§ **INSTRUCTION**
Copy out the data below verbatim.

§ **RECORDS SHOWN**
========================================================================

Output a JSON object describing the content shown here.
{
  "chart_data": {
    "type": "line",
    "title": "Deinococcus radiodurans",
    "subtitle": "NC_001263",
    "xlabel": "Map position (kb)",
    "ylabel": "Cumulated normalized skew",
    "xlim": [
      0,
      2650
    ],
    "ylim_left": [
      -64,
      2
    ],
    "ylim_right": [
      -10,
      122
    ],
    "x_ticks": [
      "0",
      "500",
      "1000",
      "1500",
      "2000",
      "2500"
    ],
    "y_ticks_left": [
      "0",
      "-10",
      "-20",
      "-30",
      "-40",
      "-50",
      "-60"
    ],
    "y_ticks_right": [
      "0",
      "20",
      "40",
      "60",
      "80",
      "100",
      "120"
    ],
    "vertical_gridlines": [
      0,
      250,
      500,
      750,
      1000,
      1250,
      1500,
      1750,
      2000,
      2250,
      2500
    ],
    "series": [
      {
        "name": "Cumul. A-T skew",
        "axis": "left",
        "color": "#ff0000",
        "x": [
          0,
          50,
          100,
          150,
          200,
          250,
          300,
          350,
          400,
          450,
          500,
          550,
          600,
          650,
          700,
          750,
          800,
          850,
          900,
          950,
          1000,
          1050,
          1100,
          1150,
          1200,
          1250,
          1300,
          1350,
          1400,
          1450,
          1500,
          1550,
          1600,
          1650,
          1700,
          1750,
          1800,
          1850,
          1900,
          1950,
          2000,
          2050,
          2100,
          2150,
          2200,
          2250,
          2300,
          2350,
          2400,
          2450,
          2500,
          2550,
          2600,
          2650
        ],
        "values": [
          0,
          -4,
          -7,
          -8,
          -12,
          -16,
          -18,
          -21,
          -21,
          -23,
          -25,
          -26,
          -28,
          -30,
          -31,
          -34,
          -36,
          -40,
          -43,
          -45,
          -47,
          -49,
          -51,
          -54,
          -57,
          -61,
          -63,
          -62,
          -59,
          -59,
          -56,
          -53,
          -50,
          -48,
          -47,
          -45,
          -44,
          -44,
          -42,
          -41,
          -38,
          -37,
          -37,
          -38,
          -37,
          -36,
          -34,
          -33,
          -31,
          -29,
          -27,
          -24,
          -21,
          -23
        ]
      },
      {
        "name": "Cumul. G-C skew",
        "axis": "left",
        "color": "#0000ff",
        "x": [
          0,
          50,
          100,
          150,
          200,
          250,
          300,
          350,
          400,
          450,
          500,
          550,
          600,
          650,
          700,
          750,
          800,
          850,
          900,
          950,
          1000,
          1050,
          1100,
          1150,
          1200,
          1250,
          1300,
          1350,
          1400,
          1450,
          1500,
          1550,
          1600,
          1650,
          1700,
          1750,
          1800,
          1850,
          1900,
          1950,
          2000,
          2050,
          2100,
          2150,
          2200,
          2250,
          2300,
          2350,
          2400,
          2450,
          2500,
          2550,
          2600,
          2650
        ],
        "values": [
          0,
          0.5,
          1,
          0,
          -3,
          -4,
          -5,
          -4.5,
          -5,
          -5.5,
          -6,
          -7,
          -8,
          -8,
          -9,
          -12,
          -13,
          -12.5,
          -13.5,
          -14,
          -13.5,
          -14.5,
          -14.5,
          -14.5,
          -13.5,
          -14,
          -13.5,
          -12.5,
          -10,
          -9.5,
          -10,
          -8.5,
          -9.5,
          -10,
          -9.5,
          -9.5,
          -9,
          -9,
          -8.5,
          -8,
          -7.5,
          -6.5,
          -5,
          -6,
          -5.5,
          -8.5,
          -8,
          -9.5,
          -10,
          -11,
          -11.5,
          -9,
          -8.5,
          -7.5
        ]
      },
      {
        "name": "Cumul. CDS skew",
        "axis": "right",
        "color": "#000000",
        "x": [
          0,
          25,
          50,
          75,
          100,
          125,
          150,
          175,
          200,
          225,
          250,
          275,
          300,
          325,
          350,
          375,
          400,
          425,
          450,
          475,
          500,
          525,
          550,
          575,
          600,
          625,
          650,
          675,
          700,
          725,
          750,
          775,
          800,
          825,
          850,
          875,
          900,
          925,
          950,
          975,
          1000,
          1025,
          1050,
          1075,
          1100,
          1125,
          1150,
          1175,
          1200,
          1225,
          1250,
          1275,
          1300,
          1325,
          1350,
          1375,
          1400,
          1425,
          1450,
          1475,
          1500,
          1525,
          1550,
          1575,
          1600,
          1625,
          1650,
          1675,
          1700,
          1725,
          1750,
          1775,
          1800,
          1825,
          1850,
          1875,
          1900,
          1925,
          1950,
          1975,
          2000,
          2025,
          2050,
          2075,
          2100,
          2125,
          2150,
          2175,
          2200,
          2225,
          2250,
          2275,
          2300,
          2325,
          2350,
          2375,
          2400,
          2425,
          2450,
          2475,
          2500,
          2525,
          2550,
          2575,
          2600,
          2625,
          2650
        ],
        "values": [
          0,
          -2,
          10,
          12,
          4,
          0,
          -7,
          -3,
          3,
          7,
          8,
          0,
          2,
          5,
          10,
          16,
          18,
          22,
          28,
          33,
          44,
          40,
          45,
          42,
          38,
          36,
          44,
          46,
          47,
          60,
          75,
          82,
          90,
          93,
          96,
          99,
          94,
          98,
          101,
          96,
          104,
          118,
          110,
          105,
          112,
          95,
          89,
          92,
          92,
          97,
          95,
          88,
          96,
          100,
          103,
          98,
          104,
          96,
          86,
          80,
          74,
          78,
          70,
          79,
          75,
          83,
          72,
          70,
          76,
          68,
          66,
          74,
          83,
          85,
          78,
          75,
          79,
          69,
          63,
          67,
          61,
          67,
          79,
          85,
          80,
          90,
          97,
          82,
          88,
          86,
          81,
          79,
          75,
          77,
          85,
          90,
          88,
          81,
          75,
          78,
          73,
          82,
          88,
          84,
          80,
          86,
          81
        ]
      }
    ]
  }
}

========================================================================

§ **TASK ANSWER**
Output a JSON object describing the content shown here.
{
  "chart_data": {
    "type": "line",
    "title": "Deinococcus radiodurans",
    "subtitle": "NC_001263",
    "xlabel": "Map position (kb)",
    "ylabel": "Cumulated normalized skew",
    "xlim": [
      0,
      2650
    ],
    "ylim_left": [
      -64,
      2
    ],
    "ylim_right": [
      -10,
      122
    ],
    "x_ticks": [
      "0",
      "500",
      "1000",
      "1500",
      "2000",
      "2500"
    ],
    "y_ticks_left": [
      "0",
      "-10",
      "-20",
      "-30",
      "-40",
      "-50",
      "-60"
    ],
    "y_ticks_right": [
      "0",
      "20",
      "40",
      "60",
      "80",
      "100",
      "120"
    ],
    "vertical_gridlines": [
      0,
      250,
      500,
      750,
      1000,
      1250,
      1500,
      1750,
      2000,
      2250,
      2500
    ],
    "series": [
      {
        "name": "Cumul. A-T skew",
        "axis": "left",
        "color": "#ff0000",
        "x": [
          0,
          50,
          100,
          150,
          200,
          250,
          300,
          350,
          400,
          450,
          500,
          550,
          600,
          650,
          700,
          750,
          800,
          850,
          900,
          950,
          1000,
          1050,
          1100,
          1150,
          1200,
          1250,
          1300,
          1350,
          1400,
          1450,
          1500,
          1550,
          1600,
          1650,
          1700,
          1750,
          1800,
          1850,
          1900,
          1950,
          2000,
          2050,
          2100,
          2150,
          2200,
          2250,
          2300,
          2350,
          2400,
          2450,
          2500,
          2550,
          2600,
          2650
        ],
        "values": [
          0,
          -4,
          -7,
          -8,
          -12,
          -16,
          -18,
          -21,
          -21,
          -23,
          -25,
          -26,
          -28,
          -30,
          -31,
          -34,
          -36,
          -40,
          -43,
          -45,
          -47,
          -49,
          -51,
          -54,
          -57,
          -61,
          -63,
          -62,
          -59,
          -59,
          -56,
          -53,
          -50,
          -48,
          -47,
          -45,
          -44,
          -44,
          -42,
          -41,
          -38,
          -37,
          -37,
          -38,
          -37,
          -36,
          -34,
          -33,
          -31,
          -29,
          -27,
          -24,
          -21,
          -23
        ]
      },
      {
        "name": "Cumul. G-C skew",
        "axis": "left",
        "color": "#0000ff",
        "x": [
          0,
          50,
          100,
          150,
          200,
          250,
          300,
          350,
          400,
          450,
          500,
          550,
          600,
          650,
          700,
          750,
          800,
          850,
          900,
          950,
          1000,
          1050,
          1100,
          1150,
          1200,
          1250,
          1300,
          1350,
          1400,
          1450,
          1500,
          1550,
          1600,
          1650,
          1700,
          1750,
          1800,
          1850,
          1900,
          1950,
          2000,
          2050,
          2100,
          2150,
          2200,
          2250,
          2300,
          2350,
          2400,
          2450,
          2500,
          2550,
          2600,
          2650
        ],
        "values": [
          0,
          0.5,
          1,
          0,
          -3,
          -4,
          -5,
          -4.5,
          -5,
          -5.5,
          -6,
          -7,
          -8,
          -8,
          -9,
          -12,
          -13,
          -12.5,
          -13.5,
          -14,
          -13.5,
          -14.5,
          -14.5,
          -14.5,
          -13.5,
          -14,
          -13.5,
          -12.5,
          -10,
          -9.5,
          -10,
          -8.5,
          -9.5,
          -10,
          -9.5,
          -9.5,
          -9,
          -9,
          -8.5,
          -8,
          -7.5,
          -6.5,
          -5,
          -6,
          -5.5,
          -8.5,
          -8,
          -9.5,
          -10,
          -11,
          -11.5,
          -9,
          -8.5,
          -7.5
        ]
      },
      {
        "name": "Cumul. CDS skew",
        "axis": "right",
        "color": "#000000",
        "x": [
          0,
          25,
          50,
          75,
          100,
          125,
          150,
          175,
          200,
          225,
          250,
          275,
          300,
          325,
          350,
          375,
          400,
          425,
          450,
          475,
          500,
          525,
          550,
          575,
          600,
          625,
          650,
          675,
          700,
          725,
          750,
          775,
          800,
          825,
          850,
          875,
          900,
          925,
          950,
          975,
          1000,
          1025,
          1050,
          1075,
          1100,
          1125,
          1150,
          1175,
          1200,
          1225,
          1250,
          1275,
          1300,
          1325,
          1350,
          1375,
          1400,
          1425,
          1450,
          1475,
          1500,
          1525,
          1550,
          1575,
          1600,
          1625,
          1650,
          1675,
          1700,
          1725,
          1750,
          1775,
          1800,
          1825,
          1850,
          1875,
          1900,
          1925,
          1950,
          1975,
          2000,
          2025,
          2050,
          2075,
          2100,
          2125,
          2150,
          2175,
          2200,
          2225,
          2250,
          2275,
          2300,
          2325,
          2350,
          2375,
          2400,
          2425,
          2450,
          2475,
          2500,
          2525,
          2550,
          2575,
          2600,
          2625,
          2650
        ],
        "values": [
          0,
          -2,
          10,
          12,
          4,
          0,
          -7,
          -3,
          3,
          7,
          8,
          0,
          2,
          5,
          10,
          16,
          18,
          22,
          28,
          33,
          44,
          40,
          45,
          42,
          38,
          36,
          44,
          46,
          47,
          60,
          75,
          82,
          90,
          93,
          96,
          99,
          94,
          98,
          101,
          96,
          104,
          118,
          110,
          105,
          112,
          95,
          89,
          92,
          92,
          97,
          95,
          88,
          96,
          100,
          103,
          98,
          104,
          96,
          86,
          80,
          74,
          78,
          70,
          79,
          75,
          83,
          72,
          70,
          76,
          68,
          66,
          74,
          83,
          85,
          78,
          75,
          79,
          69,
          63,
          67,
          61,
          67,
          79,
          85,
          80,
          90,
          97,
          82,
          88,
          86,
          81,
          79,
          75,
          77,
          85,
          90,
          88,
          81,
          75,
          78,
          73,
          82,
          88,
          84,
          80,
          86,
          81
        ]
      }
    ]
  }
}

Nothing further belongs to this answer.